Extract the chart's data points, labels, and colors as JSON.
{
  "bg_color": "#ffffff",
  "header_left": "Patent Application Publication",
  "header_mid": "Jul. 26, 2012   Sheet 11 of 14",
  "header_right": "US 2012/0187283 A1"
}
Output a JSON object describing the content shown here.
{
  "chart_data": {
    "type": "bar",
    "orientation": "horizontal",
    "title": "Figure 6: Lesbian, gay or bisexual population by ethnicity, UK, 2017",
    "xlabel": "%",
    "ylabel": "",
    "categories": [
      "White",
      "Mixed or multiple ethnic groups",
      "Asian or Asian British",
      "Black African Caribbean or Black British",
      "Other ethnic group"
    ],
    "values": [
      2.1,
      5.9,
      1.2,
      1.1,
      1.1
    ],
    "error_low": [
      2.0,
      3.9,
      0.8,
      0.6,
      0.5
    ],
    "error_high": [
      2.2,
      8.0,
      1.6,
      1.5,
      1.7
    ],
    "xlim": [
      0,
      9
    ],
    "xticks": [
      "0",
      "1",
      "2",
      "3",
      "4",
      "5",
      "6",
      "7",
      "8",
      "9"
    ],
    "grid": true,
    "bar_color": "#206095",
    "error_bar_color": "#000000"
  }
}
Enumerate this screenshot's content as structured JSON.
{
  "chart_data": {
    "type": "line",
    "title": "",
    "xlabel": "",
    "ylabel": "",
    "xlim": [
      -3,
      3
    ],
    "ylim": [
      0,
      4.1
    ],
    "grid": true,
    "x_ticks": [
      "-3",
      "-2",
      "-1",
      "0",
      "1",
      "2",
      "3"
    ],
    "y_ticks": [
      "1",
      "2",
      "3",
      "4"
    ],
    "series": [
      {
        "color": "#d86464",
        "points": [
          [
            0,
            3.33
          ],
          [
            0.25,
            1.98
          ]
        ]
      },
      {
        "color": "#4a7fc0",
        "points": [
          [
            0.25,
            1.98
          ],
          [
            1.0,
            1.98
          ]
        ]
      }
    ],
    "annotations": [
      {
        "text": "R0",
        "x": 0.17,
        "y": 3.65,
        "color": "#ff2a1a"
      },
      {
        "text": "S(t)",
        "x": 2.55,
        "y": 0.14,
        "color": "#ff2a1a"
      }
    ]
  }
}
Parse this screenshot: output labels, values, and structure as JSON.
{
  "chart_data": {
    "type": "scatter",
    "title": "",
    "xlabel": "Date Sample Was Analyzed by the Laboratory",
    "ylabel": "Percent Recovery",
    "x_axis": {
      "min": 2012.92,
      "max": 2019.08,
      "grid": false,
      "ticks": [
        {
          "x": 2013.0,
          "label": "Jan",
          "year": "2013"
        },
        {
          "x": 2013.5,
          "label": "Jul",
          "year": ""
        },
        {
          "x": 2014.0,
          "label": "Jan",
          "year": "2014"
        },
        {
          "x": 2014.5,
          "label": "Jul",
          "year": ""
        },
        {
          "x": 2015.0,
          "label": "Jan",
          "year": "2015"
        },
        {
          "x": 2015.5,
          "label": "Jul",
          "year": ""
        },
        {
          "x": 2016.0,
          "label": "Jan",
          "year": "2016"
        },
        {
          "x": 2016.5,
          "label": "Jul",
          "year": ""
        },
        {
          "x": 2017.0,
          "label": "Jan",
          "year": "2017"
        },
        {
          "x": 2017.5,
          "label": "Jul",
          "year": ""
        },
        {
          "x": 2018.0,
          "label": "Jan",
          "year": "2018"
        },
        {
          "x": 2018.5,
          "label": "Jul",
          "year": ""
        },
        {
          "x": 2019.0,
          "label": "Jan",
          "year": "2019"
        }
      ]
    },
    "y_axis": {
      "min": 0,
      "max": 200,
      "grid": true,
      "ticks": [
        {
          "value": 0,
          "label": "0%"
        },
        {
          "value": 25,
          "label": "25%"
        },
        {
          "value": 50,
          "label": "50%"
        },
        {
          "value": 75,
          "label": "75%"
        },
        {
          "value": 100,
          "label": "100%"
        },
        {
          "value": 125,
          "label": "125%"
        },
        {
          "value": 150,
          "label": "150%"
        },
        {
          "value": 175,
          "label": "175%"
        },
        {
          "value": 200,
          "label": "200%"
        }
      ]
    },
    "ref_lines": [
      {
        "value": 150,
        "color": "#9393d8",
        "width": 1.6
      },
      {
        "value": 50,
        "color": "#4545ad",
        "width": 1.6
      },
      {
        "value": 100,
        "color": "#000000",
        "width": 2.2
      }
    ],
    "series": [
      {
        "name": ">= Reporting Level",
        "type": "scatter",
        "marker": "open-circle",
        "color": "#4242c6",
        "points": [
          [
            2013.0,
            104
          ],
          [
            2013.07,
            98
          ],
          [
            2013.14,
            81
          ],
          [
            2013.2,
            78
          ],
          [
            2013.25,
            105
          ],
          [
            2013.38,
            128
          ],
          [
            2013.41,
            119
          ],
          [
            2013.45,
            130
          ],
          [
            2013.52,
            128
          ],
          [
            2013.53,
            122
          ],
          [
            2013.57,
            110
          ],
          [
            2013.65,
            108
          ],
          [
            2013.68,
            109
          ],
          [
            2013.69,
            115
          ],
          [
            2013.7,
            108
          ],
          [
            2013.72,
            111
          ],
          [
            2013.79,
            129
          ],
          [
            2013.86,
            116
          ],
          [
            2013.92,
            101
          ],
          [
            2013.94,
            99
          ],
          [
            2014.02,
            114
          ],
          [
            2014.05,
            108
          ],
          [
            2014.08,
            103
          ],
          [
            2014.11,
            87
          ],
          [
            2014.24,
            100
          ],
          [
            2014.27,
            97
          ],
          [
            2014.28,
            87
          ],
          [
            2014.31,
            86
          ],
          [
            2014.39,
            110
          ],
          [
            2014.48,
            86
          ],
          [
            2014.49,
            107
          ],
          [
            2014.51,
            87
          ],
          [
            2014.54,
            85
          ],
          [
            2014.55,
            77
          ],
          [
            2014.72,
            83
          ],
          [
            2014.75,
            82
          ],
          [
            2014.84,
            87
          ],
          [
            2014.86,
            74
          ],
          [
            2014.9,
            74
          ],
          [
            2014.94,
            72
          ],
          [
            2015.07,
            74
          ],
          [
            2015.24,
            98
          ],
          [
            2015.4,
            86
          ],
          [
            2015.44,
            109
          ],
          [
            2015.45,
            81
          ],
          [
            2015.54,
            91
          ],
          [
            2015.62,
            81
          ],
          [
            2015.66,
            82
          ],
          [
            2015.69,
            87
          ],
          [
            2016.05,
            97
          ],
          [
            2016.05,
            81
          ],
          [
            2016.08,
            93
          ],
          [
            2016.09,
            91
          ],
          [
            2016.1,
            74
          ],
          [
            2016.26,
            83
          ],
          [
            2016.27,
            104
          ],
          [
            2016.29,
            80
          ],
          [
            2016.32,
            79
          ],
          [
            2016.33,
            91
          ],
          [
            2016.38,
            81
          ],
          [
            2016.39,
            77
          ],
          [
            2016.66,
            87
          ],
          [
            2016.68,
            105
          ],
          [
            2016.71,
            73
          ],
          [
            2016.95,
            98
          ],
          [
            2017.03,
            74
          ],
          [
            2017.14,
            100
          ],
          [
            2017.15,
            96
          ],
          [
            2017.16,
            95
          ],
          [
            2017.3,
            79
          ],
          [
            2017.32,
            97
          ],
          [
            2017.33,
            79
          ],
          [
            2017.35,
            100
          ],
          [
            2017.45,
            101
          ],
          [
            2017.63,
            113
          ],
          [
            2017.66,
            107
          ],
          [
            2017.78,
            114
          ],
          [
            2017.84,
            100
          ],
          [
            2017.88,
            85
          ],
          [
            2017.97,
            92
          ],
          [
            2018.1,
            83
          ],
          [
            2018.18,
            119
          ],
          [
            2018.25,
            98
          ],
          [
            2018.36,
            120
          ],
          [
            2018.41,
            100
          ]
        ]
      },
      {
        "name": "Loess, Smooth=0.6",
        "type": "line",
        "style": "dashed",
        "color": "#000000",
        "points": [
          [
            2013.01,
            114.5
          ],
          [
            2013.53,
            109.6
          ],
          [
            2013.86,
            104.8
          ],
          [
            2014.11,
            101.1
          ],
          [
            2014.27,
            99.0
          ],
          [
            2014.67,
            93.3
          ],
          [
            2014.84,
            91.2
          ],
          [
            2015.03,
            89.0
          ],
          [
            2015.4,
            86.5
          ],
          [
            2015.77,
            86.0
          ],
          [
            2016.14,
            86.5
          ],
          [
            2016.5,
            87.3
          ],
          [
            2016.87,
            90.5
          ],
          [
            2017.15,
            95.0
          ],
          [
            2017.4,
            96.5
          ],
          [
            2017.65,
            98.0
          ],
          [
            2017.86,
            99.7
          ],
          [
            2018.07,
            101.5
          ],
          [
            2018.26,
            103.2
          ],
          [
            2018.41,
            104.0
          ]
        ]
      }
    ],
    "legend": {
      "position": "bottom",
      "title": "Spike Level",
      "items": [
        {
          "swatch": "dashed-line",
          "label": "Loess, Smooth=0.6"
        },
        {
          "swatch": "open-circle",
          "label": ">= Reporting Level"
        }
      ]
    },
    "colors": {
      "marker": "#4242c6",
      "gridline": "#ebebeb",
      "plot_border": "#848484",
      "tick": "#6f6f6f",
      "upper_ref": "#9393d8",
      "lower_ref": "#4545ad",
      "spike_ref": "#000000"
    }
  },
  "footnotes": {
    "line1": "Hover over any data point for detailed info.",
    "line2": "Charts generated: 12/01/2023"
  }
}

▶ _What you should do_: Pull out every line above that holds the word "values".

▶ _Correct result_:
    "values": [
Parse this screenshot: output labels, values, and structure as JSON.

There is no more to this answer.